Set down exactly the lines running from the line with "What's the underlying" to the end of the listing below, both ends included.

- - - - - - -

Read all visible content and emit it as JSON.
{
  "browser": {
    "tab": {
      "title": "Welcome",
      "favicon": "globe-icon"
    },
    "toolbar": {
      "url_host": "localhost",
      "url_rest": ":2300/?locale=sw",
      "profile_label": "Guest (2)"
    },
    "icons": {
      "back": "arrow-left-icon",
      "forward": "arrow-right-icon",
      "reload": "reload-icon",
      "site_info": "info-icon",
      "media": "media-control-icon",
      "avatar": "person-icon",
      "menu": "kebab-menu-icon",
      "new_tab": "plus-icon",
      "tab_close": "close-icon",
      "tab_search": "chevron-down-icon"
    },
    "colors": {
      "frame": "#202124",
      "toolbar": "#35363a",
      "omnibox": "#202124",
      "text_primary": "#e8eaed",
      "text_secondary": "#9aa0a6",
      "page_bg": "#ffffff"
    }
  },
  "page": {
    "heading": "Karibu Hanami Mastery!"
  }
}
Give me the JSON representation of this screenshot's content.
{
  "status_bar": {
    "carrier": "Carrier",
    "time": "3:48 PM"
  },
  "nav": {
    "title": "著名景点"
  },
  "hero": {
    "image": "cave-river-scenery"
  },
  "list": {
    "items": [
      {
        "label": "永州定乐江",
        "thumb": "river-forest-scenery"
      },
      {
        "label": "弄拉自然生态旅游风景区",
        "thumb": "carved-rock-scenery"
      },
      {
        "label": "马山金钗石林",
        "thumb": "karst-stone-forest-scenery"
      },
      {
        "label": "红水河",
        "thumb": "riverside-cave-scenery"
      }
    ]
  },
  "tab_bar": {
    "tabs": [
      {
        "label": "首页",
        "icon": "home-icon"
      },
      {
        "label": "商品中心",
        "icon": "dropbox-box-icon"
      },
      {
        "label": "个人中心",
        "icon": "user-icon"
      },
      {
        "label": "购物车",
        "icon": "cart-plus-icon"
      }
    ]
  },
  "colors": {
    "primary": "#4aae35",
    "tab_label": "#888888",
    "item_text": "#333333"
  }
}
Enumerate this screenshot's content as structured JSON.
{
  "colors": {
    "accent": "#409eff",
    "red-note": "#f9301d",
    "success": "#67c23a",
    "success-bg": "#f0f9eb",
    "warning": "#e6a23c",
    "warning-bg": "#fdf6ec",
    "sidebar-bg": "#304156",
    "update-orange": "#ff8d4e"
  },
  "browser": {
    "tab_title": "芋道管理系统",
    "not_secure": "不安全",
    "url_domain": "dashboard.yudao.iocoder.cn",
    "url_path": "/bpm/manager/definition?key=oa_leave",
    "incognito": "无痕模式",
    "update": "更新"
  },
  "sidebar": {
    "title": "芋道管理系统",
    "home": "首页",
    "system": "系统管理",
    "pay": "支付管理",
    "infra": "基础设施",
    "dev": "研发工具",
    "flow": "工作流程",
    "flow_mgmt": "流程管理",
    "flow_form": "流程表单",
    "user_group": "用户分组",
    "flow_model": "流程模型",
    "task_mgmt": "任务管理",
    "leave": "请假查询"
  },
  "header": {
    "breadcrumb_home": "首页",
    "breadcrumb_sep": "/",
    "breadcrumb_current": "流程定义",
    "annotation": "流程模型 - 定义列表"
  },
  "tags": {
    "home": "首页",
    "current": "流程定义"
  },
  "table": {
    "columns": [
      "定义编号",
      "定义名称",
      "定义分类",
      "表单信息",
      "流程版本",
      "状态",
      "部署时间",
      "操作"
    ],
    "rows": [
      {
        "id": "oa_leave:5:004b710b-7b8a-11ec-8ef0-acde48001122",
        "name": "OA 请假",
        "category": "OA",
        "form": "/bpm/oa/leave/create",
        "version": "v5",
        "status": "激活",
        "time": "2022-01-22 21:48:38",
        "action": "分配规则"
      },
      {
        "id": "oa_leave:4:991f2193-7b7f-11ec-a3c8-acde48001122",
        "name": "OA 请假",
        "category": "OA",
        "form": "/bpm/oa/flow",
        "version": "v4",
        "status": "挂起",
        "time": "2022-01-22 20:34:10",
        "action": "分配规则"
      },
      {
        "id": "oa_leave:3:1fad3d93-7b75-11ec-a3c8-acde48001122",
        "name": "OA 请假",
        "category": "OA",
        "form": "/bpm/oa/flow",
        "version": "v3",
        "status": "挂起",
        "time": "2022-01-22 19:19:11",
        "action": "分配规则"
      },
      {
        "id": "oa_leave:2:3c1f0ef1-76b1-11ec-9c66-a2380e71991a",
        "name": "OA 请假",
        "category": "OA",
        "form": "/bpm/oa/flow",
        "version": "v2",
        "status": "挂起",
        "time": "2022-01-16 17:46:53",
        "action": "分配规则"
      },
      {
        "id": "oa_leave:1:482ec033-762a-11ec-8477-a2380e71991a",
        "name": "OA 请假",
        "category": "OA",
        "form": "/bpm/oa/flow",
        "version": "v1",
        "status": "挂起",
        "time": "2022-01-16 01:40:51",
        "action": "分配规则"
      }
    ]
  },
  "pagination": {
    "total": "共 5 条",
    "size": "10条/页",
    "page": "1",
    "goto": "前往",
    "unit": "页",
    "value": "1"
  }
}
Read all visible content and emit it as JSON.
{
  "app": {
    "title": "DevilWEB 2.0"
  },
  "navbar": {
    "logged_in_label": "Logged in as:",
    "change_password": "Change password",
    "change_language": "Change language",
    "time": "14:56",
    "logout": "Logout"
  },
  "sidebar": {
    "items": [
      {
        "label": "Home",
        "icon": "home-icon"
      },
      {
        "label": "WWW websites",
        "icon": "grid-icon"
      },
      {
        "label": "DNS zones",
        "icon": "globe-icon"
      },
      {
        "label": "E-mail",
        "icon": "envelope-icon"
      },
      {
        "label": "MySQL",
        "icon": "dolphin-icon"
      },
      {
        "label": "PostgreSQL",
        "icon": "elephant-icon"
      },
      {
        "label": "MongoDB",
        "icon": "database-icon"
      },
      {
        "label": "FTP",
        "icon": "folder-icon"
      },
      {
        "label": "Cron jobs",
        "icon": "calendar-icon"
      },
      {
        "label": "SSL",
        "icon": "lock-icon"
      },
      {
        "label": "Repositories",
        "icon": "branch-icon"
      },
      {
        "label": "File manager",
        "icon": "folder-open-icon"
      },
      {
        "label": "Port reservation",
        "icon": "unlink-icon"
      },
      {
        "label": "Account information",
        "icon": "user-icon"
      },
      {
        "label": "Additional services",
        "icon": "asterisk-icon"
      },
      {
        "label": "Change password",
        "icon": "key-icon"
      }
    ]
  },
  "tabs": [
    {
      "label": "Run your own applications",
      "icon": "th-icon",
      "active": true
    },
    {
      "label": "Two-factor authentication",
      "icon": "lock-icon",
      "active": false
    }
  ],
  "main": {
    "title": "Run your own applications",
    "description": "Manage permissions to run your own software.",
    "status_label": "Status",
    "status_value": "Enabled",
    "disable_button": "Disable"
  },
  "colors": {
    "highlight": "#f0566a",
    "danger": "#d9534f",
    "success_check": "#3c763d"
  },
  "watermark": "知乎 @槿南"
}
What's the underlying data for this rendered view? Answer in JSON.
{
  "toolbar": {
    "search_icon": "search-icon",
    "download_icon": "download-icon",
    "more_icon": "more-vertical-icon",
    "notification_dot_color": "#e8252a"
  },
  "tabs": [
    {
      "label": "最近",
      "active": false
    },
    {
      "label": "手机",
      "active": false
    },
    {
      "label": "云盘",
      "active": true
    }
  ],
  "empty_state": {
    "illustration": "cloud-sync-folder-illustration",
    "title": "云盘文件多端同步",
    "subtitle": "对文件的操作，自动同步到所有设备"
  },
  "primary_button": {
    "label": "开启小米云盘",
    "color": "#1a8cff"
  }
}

- - - - - - -

▶ Task output
What's the underlying data for this rendered view? Answer in JSON.
{
  "toolbar": {
    "search_icon": "search-icon",
    "download_icon": "download-icon",
    "more_icon": "more-vertical-icon",
    "notification_dot_color": "#e8252a"
  },
  "tabs": [
    {
      "label": "最近",
      "active": false
    },
    {
      "label": "手机",
      "active": false
    },
    {
      "label": "云盘",
      "active": true
    }
  ],
  "empty_state": {
    "illustration": "cloud-sync-folder-illustration",
    "title": "云盘文件多端同步",
    "subtitle": "对文件的操作，自动同步到所有设备"
  },
  "primary_button": {
    "label": "开启小米云盘",
    "color": "#1a8cff"
  }
}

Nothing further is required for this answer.